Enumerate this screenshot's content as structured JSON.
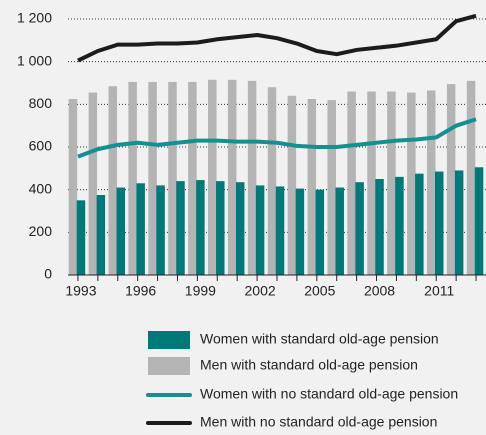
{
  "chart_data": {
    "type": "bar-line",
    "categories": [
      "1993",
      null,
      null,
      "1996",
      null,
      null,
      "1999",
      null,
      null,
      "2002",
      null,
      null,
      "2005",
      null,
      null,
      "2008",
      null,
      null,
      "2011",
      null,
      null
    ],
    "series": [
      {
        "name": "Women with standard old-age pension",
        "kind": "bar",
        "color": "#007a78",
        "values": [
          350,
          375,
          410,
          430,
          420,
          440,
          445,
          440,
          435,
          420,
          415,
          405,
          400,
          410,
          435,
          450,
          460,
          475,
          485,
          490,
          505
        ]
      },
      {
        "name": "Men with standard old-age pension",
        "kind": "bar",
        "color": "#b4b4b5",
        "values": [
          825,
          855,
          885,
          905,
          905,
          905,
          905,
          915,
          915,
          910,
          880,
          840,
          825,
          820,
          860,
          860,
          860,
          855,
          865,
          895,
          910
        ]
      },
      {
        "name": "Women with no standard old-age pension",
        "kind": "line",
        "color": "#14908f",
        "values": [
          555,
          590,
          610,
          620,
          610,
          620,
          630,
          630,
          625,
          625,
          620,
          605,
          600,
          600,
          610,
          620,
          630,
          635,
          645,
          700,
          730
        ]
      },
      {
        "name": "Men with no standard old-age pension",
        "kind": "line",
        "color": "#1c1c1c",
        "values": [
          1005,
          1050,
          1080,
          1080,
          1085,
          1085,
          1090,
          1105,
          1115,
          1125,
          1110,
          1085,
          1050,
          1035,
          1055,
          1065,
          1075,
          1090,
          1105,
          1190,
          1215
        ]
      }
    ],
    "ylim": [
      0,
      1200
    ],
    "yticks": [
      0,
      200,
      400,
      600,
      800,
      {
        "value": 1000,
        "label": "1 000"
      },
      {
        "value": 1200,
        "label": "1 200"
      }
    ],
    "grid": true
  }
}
------------------------------------
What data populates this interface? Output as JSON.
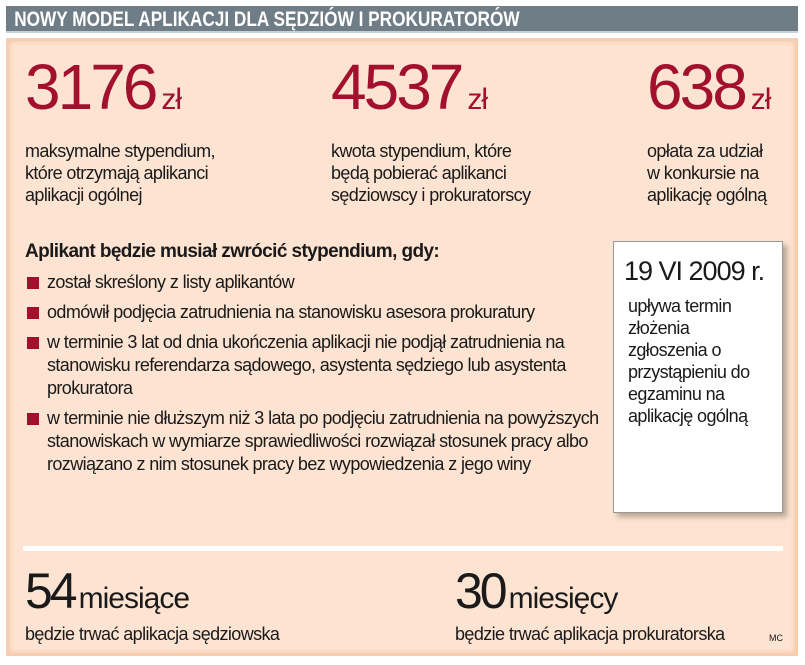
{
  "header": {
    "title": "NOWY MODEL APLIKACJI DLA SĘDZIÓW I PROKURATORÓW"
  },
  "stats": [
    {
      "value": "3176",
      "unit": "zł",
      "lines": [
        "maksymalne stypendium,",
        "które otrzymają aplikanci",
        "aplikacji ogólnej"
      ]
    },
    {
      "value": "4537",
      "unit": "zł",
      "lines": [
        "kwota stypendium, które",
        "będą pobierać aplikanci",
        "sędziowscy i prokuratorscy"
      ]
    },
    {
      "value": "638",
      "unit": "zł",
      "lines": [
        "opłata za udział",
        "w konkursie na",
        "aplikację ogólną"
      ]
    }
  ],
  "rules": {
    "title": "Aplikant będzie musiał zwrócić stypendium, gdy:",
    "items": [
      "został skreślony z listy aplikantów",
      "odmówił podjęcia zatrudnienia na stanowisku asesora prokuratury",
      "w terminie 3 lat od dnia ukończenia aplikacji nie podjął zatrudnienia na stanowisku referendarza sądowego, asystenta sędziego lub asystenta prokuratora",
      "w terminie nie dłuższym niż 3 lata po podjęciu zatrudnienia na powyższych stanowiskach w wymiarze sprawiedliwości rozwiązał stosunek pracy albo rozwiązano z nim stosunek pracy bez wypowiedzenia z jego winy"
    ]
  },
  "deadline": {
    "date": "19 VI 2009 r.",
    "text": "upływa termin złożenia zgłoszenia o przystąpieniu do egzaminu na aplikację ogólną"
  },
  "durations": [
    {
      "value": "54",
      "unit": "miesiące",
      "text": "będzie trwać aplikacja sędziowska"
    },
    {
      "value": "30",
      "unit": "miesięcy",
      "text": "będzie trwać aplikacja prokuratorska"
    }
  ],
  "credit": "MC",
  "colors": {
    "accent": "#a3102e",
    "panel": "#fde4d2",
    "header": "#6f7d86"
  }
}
------------------------------------
- Stated exercise -
Show every line of the listing in which the string "pension" can be found.

- Response to the task -
        "name": "Women with standard old-age pension",
        "name": "Men with standard old-age pension",
        "name": "Women with no standard old-age pension",
        "name": "Men with no standard old-age pension",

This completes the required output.